====== Extracted records ======

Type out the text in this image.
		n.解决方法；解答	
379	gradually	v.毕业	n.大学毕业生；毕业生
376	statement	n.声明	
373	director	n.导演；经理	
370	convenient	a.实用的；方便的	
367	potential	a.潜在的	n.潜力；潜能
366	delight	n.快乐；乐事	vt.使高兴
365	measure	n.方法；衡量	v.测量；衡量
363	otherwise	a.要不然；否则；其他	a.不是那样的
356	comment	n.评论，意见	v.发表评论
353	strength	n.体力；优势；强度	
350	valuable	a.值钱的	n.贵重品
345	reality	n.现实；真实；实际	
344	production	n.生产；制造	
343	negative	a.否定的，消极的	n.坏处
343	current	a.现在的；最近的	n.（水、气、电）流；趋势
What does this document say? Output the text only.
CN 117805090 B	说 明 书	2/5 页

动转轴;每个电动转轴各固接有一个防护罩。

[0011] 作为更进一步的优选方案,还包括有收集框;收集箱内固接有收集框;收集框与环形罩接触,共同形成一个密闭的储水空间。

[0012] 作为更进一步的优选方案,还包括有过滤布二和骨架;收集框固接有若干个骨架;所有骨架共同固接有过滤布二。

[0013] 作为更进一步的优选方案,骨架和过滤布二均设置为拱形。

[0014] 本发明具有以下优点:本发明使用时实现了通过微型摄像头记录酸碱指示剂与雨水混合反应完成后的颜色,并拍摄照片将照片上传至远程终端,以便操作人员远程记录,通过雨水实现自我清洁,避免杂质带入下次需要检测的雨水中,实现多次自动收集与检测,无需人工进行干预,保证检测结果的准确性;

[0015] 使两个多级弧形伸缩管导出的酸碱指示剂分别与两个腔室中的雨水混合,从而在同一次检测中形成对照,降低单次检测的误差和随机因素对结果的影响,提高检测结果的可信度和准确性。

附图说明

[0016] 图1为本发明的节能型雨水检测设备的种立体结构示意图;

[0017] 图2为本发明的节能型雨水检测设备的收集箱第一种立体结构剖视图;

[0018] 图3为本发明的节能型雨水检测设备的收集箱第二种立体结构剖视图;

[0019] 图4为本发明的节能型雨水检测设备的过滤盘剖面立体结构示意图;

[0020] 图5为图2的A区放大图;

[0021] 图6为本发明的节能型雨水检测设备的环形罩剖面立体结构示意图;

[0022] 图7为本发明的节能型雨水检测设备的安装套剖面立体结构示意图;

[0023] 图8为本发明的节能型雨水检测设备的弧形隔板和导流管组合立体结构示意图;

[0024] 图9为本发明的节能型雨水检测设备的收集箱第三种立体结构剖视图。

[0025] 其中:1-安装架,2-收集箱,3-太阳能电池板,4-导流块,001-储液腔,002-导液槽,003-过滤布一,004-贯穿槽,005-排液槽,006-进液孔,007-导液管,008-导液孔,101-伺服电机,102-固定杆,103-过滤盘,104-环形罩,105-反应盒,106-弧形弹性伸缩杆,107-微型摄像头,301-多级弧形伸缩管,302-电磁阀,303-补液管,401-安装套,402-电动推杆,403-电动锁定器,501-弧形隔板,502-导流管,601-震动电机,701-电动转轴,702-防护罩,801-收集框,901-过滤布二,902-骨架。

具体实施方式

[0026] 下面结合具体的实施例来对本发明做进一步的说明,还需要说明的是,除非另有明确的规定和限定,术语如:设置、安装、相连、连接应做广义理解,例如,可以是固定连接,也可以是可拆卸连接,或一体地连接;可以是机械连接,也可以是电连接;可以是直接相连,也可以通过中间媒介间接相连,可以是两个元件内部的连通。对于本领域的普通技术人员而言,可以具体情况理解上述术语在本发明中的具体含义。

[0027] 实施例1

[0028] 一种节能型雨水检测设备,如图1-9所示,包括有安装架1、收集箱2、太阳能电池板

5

======

In the entries above, find each line with the word "text" and copy it.

Type out the text in this image.
What does this document say? Output the text only.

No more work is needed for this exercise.